→ PROBLEM DESCRIPTION
Look below. Copy each line that has "JSON" in it.

→ ENTRIES
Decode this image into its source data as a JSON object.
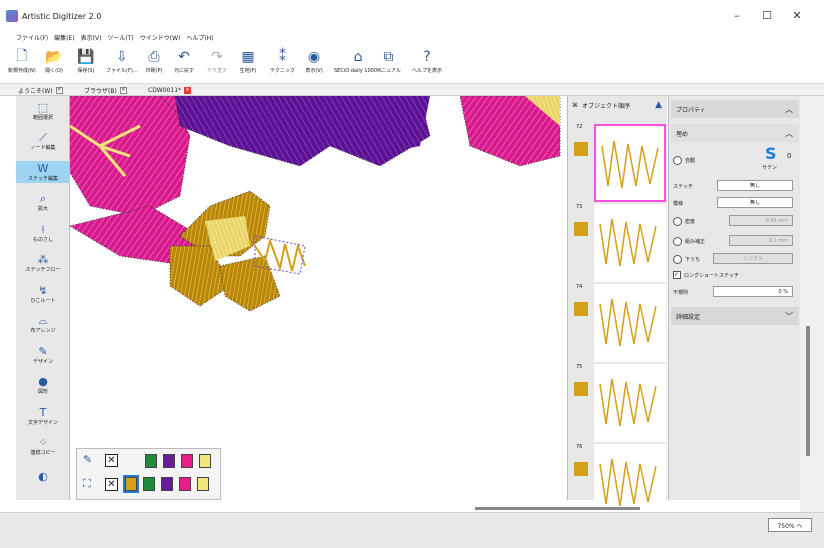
{
  "window": {
    "title": "Artistic Digitizer 2.0",
    "minimize": "–",
    "maximize": "☐",
    "close": "✕"
  },
  "menu": [
    "ファイル(F)",
    "編集(E)",
    "表示(V)",
    "ツール(T)",
    "ウインドウ(W)",
    "ヘルプ(H)"
  ],
  "toolbar": [
    {
      "label": "新規作成(N)",
      "icon": "new-file-icon",
      "glyph": "🗋"
    },
    {
      "label": "開く(O)",
      "icon": "open-folder-icon",
      "glyph": "📂"
    },
    {
      "label": "保存(S)",
      "icon": "save-icon",
      "glyph": "💾"
    },
    {
      "label": "ファイル(F)...",
      "icon": "file-export-icon",
      "glyph": "⇩"
    },
    {
      "label": "印刷(P)",
      "icon": "print-icon",
      "glyph": "⎙"
    },
    {
      "label": "元に戻す",
      "icon": "undo-icon",
      "glyph": "↶"
    },
    {
      "label": "やり直す",
      "icon": "redo-icon",
      "glyph": "↷",
      "disabled": true
    },
    {
      "label": "生地(F)",
      "icon": "fabric-icon",
      "glyph": "▦"
    },
    {
      "label": "テクニック",
      "icon": "technique-icon",
      "glyph": "⁑"
    },
    {
      "label": "表示(V)",
      "icon": "view-icon",
      "glyph": "◉"
    },
    {
      "label": "SECiO daily 1000へ",
      "icon": "send-to-machine-icon",
      "glyph": "⌂"
    },
    {
      "label": "マニュアル",
      "icon": "manual-icon",
      "glyph": "⧉"
    },
    {
      "label": "ヘルプを表示",
      "icon": "help-icon",
      "glyph": "?"
    }
  ],
  "tabs": [
    {
      "label": "ようこそ(W)",
      "close": "×"
    },
    {
      "label": "ブラウザ(B)",
      "close": "×"
    },
    {
      "label": "CDW0011*",
      "close": "×"
    }
  ],
  "tools": [
    {
      "label": "範囲選択",
      "icon": "select-icon",
      "glyph": "⬚"
    },
    {
      "label": "ノード編集",
      "icon": "node-edit-icon",
      "glyph": "⟋"
    },
    {
      "label": "ステッチ編集",
      "icon": "stitch-edit-icon",
      "glyph": "W",
      "active": true
    },
    {
      "label": "拡大",
      "icon": "zoom-icon",
      "glyph": "⌕"
    },
    {
      "label": "ものさし",
      "icon": "ruler-icon",
      "glyph": "⟊"
    },
    {
      "label": "ステッチフロー",
      "icon": "stitch-flow-icon",
      "glyph": "⁂"
    },
    {
      "label": "ひこルート",
      "icon": "route-icon",
      "glyph": "↯"
    },
    {
      "label": "布アレンジ",
      "icon": "fabric-arrange-icon",
      "glyph": "⌓"
    },
    {
      "label": "デザイン",
      "icon": "design-icon",
      "glyph": "✎"
    },
    {
      "label": "図形",
      "icon": "shape-icon",
      "glyph": "●"
    },
    {
      "label": "文字デザイン",
      "icon": "text-icon",
      "glyph": "T"
    },
    {
      "label": "連続コピー",
      "icon": "repeat-copy-icon",
      "glyph": "⁘"
    },
    {
      "label": "",
      "icon": "more-tools-icon",
      "glyph": "◐"
    }
  ],
  "palette": {
    "row1": [
      "#1e8c3a",
      "#6a1b9a",
      "#e91e8c",
      "#f2e67a"
    ],
    "row2": [
      "#d4a017",
      "#1e8c3a",
      "#6a1b9a",
      "#e91e8c",
      "#f2e67a"
    ],
    "x": "✕"
  },
  "object_panel": {
    "title": "オブジェクト順序",
    "items": [
      {
        "num": "72",
        "color": "#d4a017",
        "selected": true
      },
      {
        "num": "73",
        "color": "#d4a017"
      },
      {
        "num": "74",
        "color": "#d4a017"
      },
      {
        "num": "75",
        "color": "#d4a017"
      },
      {
        "num": "76",
        "color": "#d4a017"
      }
    ]
  },
  "properties": {
    "title": "プロパティ",
    "section_title": "埋め",
    "auto_label": "自動",
    "satin_label": "サテン",
    "satin_value": "0",
    "stitch_label": "ステッチ",
    "stitch_value": "無し",
    "fill_label": "模様",
    "fill_value": "無し",
    "density_label": "密度",
    "density_value": "0.45 mm",
    "overlap_label": "組み補正",
    "overlap_value": "0.1 mm",
    "underlay_label": "下うち",
    "underlay_value": "シングル",
    "long_stitch_label": "ロングショートステッチ",
    "irregular_label": "不規則",
    "irregular_value": "0 %",
    "detail_label": "詳細設定"
  },
  "status": {
    "zoom": "750% ヘ"
  }
}
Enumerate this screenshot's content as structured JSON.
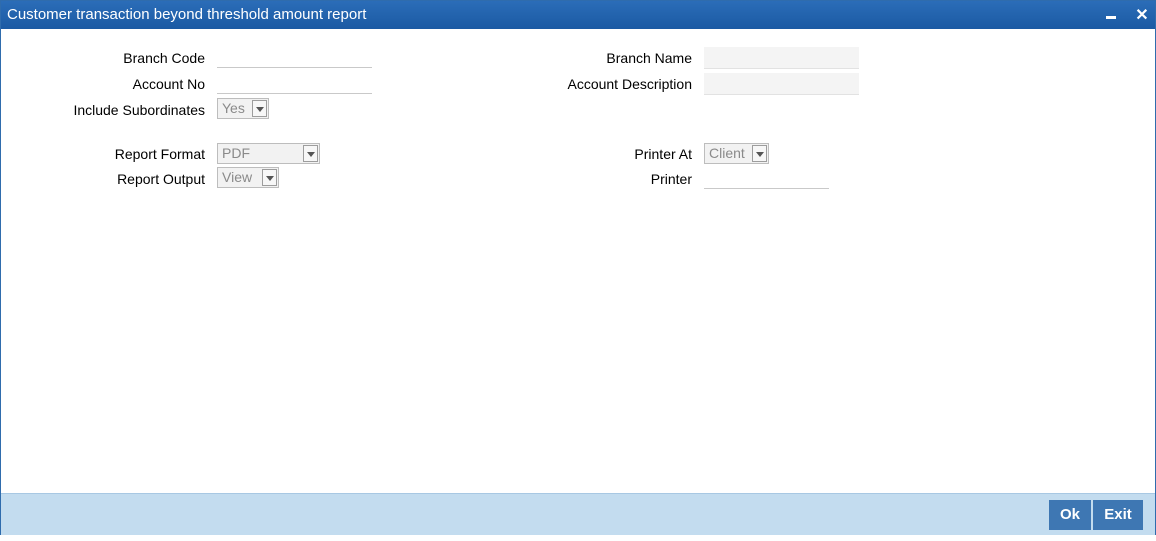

→ EXERCISE RESPONSE
Decode this image into its source data as a JSON object.
Enumerate this screenshot's content as structured JSON.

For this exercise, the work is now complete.